::: INFORMATION SUPPLIED

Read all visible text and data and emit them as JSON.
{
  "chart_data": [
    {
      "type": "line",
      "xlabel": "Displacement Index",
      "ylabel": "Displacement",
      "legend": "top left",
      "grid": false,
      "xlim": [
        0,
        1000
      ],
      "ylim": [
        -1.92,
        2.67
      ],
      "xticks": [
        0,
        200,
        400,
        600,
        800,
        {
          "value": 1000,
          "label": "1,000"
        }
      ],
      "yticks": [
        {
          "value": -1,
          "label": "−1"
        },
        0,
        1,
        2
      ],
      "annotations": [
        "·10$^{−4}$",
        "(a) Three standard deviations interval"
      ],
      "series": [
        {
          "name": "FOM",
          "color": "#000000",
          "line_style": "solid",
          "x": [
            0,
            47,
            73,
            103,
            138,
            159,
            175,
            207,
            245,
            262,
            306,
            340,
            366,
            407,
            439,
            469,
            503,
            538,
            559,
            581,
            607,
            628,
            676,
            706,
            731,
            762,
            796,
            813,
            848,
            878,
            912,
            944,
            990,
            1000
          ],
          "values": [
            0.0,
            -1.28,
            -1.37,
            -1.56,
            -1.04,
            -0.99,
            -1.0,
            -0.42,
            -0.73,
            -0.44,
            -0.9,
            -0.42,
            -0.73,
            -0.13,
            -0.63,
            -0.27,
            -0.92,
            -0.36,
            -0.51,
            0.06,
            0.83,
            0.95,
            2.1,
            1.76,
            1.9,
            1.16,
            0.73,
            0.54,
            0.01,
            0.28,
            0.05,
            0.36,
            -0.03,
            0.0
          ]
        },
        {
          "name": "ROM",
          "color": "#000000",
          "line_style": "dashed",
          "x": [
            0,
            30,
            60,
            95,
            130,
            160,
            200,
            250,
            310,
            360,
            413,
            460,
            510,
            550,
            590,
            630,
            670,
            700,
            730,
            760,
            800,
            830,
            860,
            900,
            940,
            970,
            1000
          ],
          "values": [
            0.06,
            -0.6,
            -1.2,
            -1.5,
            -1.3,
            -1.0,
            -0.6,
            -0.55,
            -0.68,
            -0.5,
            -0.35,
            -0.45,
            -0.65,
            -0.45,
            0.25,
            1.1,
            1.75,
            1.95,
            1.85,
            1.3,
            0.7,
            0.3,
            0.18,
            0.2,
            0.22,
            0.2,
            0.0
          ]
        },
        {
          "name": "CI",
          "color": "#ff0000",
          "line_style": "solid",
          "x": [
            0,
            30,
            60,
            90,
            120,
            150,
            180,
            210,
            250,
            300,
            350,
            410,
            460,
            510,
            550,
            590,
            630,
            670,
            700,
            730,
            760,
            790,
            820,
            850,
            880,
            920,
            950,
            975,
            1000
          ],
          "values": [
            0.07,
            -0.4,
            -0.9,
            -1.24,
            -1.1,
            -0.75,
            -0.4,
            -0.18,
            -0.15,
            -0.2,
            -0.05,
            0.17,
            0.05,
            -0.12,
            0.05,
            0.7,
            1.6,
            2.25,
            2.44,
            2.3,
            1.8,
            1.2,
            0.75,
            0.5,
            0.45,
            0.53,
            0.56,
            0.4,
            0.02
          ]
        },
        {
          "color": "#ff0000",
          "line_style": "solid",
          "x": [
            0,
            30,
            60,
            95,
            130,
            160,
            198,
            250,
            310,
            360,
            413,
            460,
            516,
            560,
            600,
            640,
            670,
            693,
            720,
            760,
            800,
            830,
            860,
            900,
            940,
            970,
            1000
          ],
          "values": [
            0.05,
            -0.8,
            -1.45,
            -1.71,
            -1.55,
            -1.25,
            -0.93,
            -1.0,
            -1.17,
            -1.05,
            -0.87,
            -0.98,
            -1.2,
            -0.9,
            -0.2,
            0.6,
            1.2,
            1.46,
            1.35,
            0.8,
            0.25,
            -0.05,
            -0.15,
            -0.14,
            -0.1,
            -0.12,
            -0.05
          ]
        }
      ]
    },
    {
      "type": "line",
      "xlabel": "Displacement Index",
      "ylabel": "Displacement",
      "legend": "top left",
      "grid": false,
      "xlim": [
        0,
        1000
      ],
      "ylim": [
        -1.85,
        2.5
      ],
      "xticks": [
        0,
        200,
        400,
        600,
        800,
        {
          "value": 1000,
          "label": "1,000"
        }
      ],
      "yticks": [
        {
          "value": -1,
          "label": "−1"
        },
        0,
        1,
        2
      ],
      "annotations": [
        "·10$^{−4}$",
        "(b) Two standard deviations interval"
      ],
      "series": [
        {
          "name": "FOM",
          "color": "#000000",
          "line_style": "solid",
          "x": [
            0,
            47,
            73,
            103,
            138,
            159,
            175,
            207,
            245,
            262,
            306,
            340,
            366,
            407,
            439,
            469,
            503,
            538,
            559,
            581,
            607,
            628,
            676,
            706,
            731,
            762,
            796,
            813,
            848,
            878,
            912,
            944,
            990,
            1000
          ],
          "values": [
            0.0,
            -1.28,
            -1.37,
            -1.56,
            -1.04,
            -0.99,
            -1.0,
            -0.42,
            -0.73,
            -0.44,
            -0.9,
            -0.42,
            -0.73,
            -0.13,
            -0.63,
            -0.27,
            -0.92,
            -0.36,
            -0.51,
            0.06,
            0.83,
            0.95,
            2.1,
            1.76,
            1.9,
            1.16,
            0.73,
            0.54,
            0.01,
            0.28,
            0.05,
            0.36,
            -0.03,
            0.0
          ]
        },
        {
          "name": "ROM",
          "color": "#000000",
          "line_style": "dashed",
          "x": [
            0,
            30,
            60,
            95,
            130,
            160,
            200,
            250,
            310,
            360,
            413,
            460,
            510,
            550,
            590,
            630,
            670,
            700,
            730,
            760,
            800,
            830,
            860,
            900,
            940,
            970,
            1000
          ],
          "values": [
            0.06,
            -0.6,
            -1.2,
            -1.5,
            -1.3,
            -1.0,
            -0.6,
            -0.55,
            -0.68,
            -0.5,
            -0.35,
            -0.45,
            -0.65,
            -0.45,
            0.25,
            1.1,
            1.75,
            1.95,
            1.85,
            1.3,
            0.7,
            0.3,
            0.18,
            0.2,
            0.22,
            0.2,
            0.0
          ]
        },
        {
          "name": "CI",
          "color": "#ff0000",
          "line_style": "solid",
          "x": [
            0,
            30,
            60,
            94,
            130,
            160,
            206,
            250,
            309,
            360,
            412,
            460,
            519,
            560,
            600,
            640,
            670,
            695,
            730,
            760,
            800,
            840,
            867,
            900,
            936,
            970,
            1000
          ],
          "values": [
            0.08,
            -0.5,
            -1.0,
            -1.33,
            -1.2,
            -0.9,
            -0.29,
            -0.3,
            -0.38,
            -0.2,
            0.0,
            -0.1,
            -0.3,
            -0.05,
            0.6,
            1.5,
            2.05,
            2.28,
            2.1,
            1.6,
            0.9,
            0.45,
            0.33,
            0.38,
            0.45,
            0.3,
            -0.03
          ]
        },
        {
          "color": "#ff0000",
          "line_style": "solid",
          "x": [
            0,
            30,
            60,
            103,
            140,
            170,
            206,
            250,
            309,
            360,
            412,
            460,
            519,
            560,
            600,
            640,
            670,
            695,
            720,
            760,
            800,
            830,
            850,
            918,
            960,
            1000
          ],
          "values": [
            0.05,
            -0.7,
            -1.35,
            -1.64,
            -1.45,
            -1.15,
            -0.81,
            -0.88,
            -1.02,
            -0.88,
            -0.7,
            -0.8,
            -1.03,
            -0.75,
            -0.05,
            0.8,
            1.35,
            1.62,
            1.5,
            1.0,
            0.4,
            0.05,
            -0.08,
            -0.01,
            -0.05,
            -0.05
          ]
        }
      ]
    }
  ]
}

::::::

▶ _YOUR GOAL_:
Restate every record exactly, leaving nothing out.

▶ _OUTPUT OF THE EXERCISE_:
Read all visible text and data and emit them as JSON.
{
  "chart_data": [
    {
      "type": "line",
      "xlabel": "Displacement Index",
      "ylabel": "Displacement",
      "legend": "top left",
      "grid": false,
      "xlim": [
        0,
        1000
      ],
      "ylim": [
        -1.92,
        2.67
      ],
      "xticks": [
        0,
        200,
        400,
        600,
        800,
        {
          "value": 1000,
          "label": "1,000"
        }
      ],
      "yticks": [
        {
          "value": -1,
          "label": "−1"
        },
        0,
        1,
        2
      ],
      "annotations": [
        "·10$^{−4}$",
        "(a) Three standard deviations interval"
      ],
      "series": [
        {
          "name": "FOM",
          "color": "#000000",
          "line_style": "solid",
          "x": [
            0,
            47,
            73,
            103,
            138,
            159,
            175,
            207,
            245,
            262,
            306,
            340,
            366,
            407,
            439,
            469,
            503,
            538,
            559,
            581,
            607,
            628,
            676,
            706,
            731,
            762,
            796,
            813,
            848,
            878,
            912,
            944,
            990,
            1000
          ],
          "values": [
            0.0,
            -1.28,
            -1.37,
            -1.56,
            -1.04,
            -0.99,
            -1.0,
            -0.42,
            -0.73,
            -0.44,
            -0.9,
            -0.42,
            -0.73,
            -0.13,
            -0.63,
            -0.27,
            -0.92,
            -0.36,
            -0.51,
            0.06,
            0.83,
            0.95,
            2.1,
            1.76,
            1.9,
            1.16,
            0.73,
            0.54,
            0.01,
            0.28,
            0.05,
            0.36,
            -0.03,
            0.0
          ]
        },
        {
          "name": "ROM",
          "color": "#000000",
          "line_style": "dashed",
          "x": [
            0,
            30,
            60,
            95,
            130,
            160,
            200,
            250,
            310,
            360,
            413,
            460,
            510,
            550,
            590,
            630,
            670,
            700,
            730,
            760,
            800,
            830,
            860,
            900,
            940,
            970,
            1000
          ],
          "values": [
            0.06,
            -0.6,
            -1.2,
            -1.5,
            -1.3,
            -1.0,
            -0.6,
            -0.55,
            -0.68,
            -0.5,
            -0.35,
            -0.45,
            -0.65,
            -0.45,
            0.25,
            1.1,
            1.75,
            1.95,
            1.85,
            1.3,
            0.7,
            0.3,
            0.18,
            0.2,
            0.22,
            0.2,
            0.0
          ]
        },
        {
          "name": "CI",
          "color": "#ff0000",
          "line_style": "solid",
          "x": [
            0,
            30,
            60,
            90,
            120,
            150,
            180,
            210,
            250,
            300,
            350,
            410,
            460,
            510,
            550,
            590,
            630,
            670,
            700,
            730,
            760,
            790,
            820,
            850,
            880,
            920,
            950,
            975,
            1000
          ],
          "values": [
            0.07,
            -0.4,
            -0.9,
            -1.24,
            -1.1,
            -0.75,
            -0.4,
            -0.18,
            -0.15,
            -0.2,
            -0.05,
            0.17,
            0.05,
            -0.12,
            0.05,
            0.7,
            1.6,
            2.25,
            2.44,
            2.3,
            1.8,
            1.2,
            0.75,
            0.5,
            0.45,
            0.53,
            0.56,
            0.4,
            0.02
          ]
        },
        {
          "color": "#ff0000",
          "line_style": "solid",
          "x": [
            0,
            30,
            60,
            95,
            130,
            160,
            198,
            250,
            310,
            360,
            413,
            460,
            516,
            560,
            600,
            640,
            670,
            693,
            720,
            760,
            800,
            830,
            860,
            900,
            940,
            970,
            1000
          ],
          "values": [
            0.05,
            -0.8,
            -1.45,
            -1.71,
            -1.55,
            -1.25,
            -0.93,
            -1.0,
            -1.17,
            -1.05,
            -0.87,
            -0.98,
            -1.2,
            -0.9,
            -0.2,
            0.6,
            1.2,
            1.46,
            1.35,
            0.8,
            0.25,
            -0.05,
            -0.15,
            -0.14,
            -0.1,
            -0.12,
            -0.05
          ]
        }
      ]
    },
    {
      "type": "line",
      "xlabel": "Displacement Index",
      "ylabel": "Displacement",
      "legend": "top left",
      "grid": false,
      "xlim": [
        0,
        1000
      ],
      "ylim": [
        -1.85,
        2.5
      ],
      "xticks": [
        0,
        200,
        400,
        600,
        800,
        {
          "value": 1000,
          "label": "1,000"
        }
      ],
      "yticks": [
        {
          "value": -1,
          "label": "−1"
        },
        0,
        1,
        2
      ],
      "annotations": [
        "·10$^{−4}$",
        "(b) Two standard deviations interval"
      ],
      "series": [
        {
          "name": "FOM",
          "color": "#000000",
          "line_style": "solid",
          "x": [
            0,
            47,
            73,
            103,
            138,
            159,
            175,
            207,
            245,
            262,
            306,
            340,
            366,
            407,
            439,
            469,
            503,
            538,
            559,
            581,
            607,
            628,
            676,
            706,
            731,
            762,
            796,
            813,
            848,
            878,
            912,
            944,
            990,
            1000
          ],
          "values": [
            0.0,
            -1.28,
            -1.37,
            -1.56,
            -1.04,
            -0.99,
            -1.0,
            -0.42,
            -0.73,
            -0.44,
            -0.9,
            -0.42,
            -0.73,
            -0.13,
            -0.63,
            -0.27,
            -0.92,
            -0.36,
            -0.51,
            0.06,
            0.83,
            0.95,
            2.1,
            1.76,
            1.9,
            1.16,
            0.73,
            0.54,
            0.01,
            0.28,
            0.05,
            0.36,
            -0.03,
            0.0
          ]
        },
        {
          "name": "ROM",
          "color": "#000000",
          "line_style": "dashed",
          "x": [
            0,
            30,
            60,
            95,
            130,
            160,
            200,
            250,
            310,
            360,
            413,
            460,
            510,
            550,
            590,
            630,
            670,
            700,
            730,
            760,
            800,
            830,
            860,
            900,
            940,
            970,
            1000
          ],
          "values": [
            0.06,
            -0.6,
            -1.2,
            -1.5,
            -1.3,
            -1.0,
            -0.6,
            -0.55,
            -0.68,
            -0.5,
            -0.35,
            -0.45,
            -0.65,
            -0.45,
            0.25,
            1.1,
            1.75,
            1.95,
            1.85,
            1.3,
            0.7,
            0.3,
            0.18,
            0.2,
            0.22,
            0.2,
            0.0
          ]
        },
        {
          "name": "CI",
          "color": "#ff0000",
          "line_style": "solid",
          "x": [
            0,
            30,
            60,
            94,
            130,
            160,
            206,
            250,
            309,
            360,
            412,
            460,
            519,
            560,
            600,
            640,
            670,
            695,
            730,
            760,
            800,
            840,
            867,
            900,
            936,
            970,
            1000
          ],
          "values": [
            0.08,
            -0.5,
            -1.0,
            -1.33,
            -1.2,
            -0.9,
            -0.29,
            -0.3,
            -0.38,
            -0.2,
            0.0,
            -0.1,
            -0.3,
            -0.05,
            0.6,
            1.5,
            2.05,
            2.28,
            2.1,
            1.6,
            0.9,
            0.45,
            0.33,
            0.38,
            0.45,
            0.3,
            -0.03
          ]
        },
        {
          "color": "#ff0000",
          "line_style": "solid",
          "x": [
            0,
            30,
            60,
            103,
            140,
            170,
            206,
            250,
            309,
            360,
            412,
            460,
            519,
            560,
            600,
            640,
            670,
            695,
            720,
            760,
            800,
            830,
            850,
            918,
            960,
            1000
          ],
          "values": [
            0.05,
            -0.7,
            -1.35,
            -1.64,
            -1.45,
            -1.15,
            -0.81,
            -0.88,
            -1.02,
            -0.88,
            -0.7,
            -0.8,
            -1.03,
            -0.75,
            -0.05,
            0.8,
            1.35,
            1.62,
            1.5,
            1.0,
            0.4,
            0.05,
            -0.08,
            -0.01,
            -0.05,
            -0.05
          ]
        }
      ]
    }
  ]
}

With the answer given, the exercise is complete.